* **Exercice A**: Dans les lignes, recopiez le passage compris entre la ligne contenant « settings-submenu: General Notifications » et celle contenant « form-description-label: Form Description », incluses, en remplaçant « bullhorn-icon » par « megaphone-icon » sans rien modifier d'autre.

* **Extrait de page**:
#####
Entre 1980 et 2011, les dépenses moyennes par élève des premier et second degrés ont crû dans des proportions importantes, respectivement de 77,1 % et 65,1 %. A titre de comparaison, dans le même temps, la dépense moyenne par étudiant du supérieur a augmenté de 41,8 %. Malgré le rattrapage en faveur du premier degré, la dépense par élèves dans les écoles maternelles et élémentaires ne représente encore que 60 % de la dépense par élèves dans les collèges et les lycées. La distorsion en faveur du second degré est d'ailleurs une distorsion en faveur du lycée, et non des collèges.

ÉVOLUTION DE LA DIE PAR NIVEAU D'ENSEIGNEMENT (AUX PRIX 2011)

Primaire

Secondaire

Supérieur

Total (Md€)

Par élève (€) *

Total (Md€)

Par élève (€) *

Total (Md€)

Par élève (€) *

1980

21,2

3 010

32,9

6 010

10,7

7 650

2011

39,6

5 875

57,1

9 660

28,0

11 630

Évolution 2010/1980

+ 86,3 %

+ 77,1 %

+ 73,4 %

+ 65,1 %

+ 160,7 %

+ 41,8 %

* La rénovation du Compte de l'éducation en 1999 entraîne une modification du montant de la dépense moyenne par élève, qui n'a été recalculée que pour la période 1999-2011. L'évolution entre 1980 et 2009 est donc le produit de deux évolutions : de 1980 à 1999 « ancienne base », puis de 1999 à 2011 « nouvelle base ».

Source : Ministère de l'éducation nationale (DEPP)
#####
* **Lignes**:
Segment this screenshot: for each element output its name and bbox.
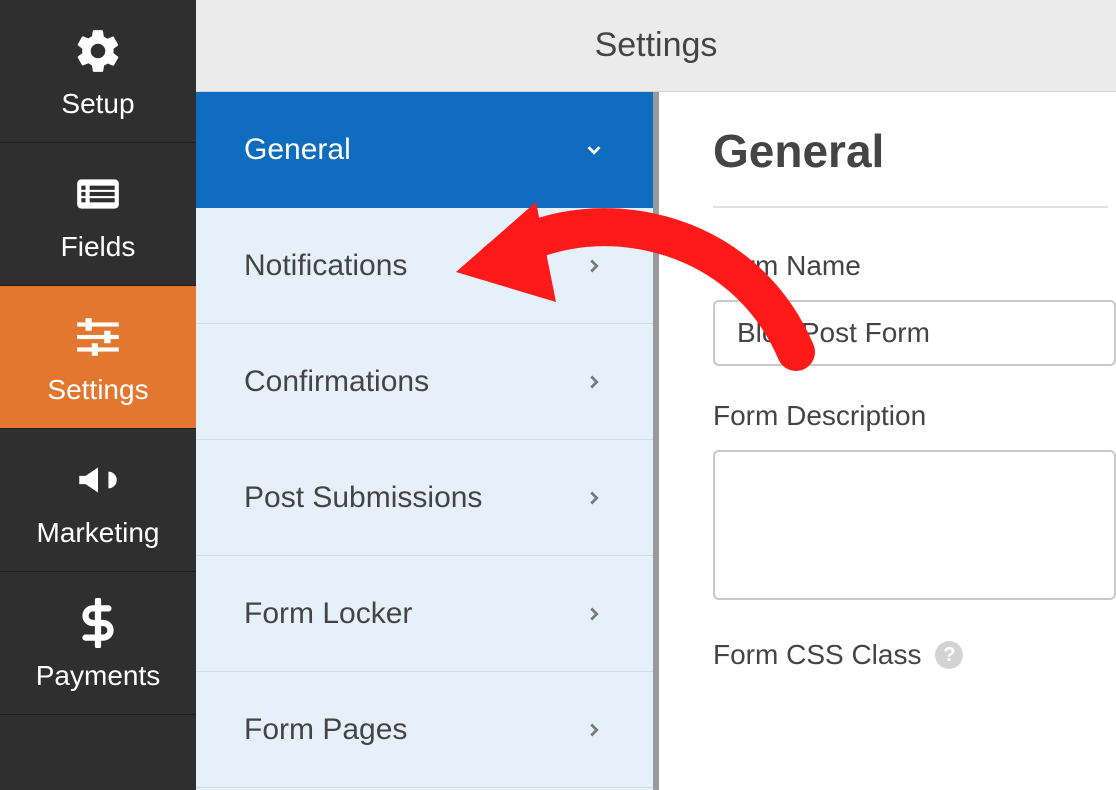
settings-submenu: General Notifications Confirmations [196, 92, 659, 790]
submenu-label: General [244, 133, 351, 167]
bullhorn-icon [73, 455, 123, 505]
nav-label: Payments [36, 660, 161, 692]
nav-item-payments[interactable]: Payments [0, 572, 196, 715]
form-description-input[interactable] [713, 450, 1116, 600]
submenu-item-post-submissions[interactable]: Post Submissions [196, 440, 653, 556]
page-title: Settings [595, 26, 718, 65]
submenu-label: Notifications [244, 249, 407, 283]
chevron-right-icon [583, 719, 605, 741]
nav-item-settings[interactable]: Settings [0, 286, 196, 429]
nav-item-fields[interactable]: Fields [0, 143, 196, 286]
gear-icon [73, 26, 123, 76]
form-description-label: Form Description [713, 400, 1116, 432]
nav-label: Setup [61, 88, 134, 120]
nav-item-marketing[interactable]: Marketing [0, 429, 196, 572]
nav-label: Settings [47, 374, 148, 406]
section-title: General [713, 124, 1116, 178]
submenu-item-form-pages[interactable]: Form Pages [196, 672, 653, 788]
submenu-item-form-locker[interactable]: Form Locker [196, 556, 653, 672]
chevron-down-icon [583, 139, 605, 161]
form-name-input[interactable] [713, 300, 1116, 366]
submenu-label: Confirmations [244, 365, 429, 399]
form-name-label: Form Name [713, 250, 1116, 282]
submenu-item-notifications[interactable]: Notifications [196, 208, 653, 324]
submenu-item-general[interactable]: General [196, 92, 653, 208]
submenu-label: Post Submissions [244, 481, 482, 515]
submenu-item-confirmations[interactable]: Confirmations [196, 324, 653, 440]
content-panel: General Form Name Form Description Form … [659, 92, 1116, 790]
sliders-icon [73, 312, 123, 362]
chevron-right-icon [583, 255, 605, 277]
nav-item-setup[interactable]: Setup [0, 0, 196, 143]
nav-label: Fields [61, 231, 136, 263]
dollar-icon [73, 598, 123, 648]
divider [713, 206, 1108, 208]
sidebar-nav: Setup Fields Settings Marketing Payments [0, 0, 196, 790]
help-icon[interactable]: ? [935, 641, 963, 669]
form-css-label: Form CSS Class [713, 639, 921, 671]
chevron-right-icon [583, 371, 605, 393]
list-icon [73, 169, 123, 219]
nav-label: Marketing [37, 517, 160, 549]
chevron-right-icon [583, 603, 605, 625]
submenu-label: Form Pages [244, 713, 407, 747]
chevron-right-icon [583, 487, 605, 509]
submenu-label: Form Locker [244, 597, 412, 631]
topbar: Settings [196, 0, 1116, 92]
#####
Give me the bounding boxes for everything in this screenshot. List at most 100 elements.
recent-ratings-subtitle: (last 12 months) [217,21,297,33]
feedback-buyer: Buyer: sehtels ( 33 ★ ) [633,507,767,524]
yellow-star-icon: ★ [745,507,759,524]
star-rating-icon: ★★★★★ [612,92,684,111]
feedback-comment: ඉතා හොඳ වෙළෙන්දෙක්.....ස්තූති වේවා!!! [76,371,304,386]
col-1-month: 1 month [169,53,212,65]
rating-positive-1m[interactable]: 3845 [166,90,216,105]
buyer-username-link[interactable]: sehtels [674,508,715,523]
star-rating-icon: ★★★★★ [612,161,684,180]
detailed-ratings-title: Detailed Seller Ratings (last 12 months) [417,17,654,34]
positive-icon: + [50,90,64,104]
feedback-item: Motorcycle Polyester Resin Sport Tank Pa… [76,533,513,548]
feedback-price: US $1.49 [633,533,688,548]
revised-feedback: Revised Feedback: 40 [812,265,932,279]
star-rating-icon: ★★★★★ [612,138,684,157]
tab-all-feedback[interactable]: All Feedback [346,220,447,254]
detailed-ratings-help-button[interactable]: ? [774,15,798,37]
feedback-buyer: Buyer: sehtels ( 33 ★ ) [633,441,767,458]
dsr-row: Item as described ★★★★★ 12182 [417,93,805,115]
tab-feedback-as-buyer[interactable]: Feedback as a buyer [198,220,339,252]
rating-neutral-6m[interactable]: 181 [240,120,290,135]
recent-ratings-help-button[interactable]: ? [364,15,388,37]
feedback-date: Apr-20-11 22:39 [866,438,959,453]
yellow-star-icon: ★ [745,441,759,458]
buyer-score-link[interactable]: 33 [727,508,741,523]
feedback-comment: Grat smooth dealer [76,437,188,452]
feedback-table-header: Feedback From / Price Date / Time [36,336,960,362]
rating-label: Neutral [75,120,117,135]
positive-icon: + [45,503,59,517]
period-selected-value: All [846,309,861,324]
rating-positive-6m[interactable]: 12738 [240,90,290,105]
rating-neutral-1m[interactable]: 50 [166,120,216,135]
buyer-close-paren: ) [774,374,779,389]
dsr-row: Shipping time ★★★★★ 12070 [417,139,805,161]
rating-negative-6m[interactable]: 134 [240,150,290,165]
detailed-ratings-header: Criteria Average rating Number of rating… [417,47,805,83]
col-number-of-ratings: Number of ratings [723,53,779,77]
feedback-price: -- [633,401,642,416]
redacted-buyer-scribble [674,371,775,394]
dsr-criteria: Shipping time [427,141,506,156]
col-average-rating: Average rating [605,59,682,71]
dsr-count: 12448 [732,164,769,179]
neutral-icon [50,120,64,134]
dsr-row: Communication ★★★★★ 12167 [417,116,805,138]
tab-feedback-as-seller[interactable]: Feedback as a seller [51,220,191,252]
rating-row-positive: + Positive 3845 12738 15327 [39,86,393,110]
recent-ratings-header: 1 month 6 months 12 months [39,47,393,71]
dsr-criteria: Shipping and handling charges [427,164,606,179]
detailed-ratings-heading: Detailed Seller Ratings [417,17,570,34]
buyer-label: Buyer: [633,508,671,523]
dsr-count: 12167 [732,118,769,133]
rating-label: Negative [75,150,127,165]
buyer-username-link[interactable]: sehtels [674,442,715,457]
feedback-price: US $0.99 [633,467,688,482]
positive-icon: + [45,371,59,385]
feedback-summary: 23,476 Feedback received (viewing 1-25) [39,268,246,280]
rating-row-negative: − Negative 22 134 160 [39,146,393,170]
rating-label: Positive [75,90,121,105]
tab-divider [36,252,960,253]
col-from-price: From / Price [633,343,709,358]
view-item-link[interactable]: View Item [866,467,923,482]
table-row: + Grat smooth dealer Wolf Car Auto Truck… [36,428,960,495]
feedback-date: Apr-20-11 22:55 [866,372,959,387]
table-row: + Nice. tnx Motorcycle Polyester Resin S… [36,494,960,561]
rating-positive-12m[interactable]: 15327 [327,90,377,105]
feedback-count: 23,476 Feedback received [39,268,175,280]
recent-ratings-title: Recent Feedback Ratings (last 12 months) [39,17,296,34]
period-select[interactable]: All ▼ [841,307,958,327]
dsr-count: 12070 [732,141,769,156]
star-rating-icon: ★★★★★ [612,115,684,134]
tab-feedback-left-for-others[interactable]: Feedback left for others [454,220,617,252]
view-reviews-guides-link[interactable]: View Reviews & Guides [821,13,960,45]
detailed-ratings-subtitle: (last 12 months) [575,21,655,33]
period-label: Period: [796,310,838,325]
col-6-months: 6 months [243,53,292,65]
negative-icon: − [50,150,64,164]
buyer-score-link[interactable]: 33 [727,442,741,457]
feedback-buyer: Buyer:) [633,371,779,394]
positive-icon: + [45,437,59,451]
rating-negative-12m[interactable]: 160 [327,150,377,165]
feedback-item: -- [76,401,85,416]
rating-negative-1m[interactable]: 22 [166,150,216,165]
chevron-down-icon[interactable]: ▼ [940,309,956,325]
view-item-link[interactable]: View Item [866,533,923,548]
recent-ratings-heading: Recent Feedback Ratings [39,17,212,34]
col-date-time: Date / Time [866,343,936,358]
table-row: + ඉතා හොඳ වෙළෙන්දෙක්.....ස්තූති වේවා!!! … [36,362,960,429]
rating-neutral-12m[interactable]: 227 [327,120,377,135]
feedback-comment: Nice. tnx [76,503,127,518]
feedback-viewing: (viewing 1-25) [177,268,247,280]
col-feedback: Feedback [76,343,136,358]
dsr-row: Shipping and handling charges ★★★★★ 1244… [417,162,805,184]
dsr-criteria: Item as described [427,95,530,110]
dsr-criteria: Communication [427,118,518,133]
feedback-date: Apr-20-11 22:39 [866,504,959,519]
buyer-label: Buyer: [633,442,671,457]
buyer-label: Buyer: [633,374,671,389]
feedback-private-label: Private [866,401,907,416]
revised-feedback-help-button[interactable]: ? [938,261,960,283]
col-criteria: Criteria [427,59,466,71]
#####
* **Exercice B**: Quels sont les niveaux d'enseignement qui figurent dans le tableau de l'extrait sur les dépenses d'éducation ?

* **Corrigé A**:
settings-submenu: General Notifications Confirmations [196, 92, 659, 790]
submenu-label: General [244, 133, 351, 167]
megaphone-icon [73, 455, 123, 505]
nav-label: Payments [36, 660, 161, 692]
nav-item-payments[interactable]: Payments [0, 572, 196, 715]
form-description-input[interactable] [713, 450, 1116, 600]
submenu-item-post-submissions[interactable]: Post Submissions [196, 440, 653, 556]
page-title: Settings [595, 26, 718, 65]
submenu-label: Notifications [244, 249, 407, 283]
chevron-right-icon [583, 719, 605, 741]
nav-item-settings[interactable]: Settings [0, 286, 196, 429]
nav-item-fields[interactable]: Fields [0, 143, 196, 286]
gear-icon [73, 26, 123, 76]
form-description-label: Form Description [713, 400, 1116, 432]

* **Corrigé B**: Primaire, Secondaire, Supérieur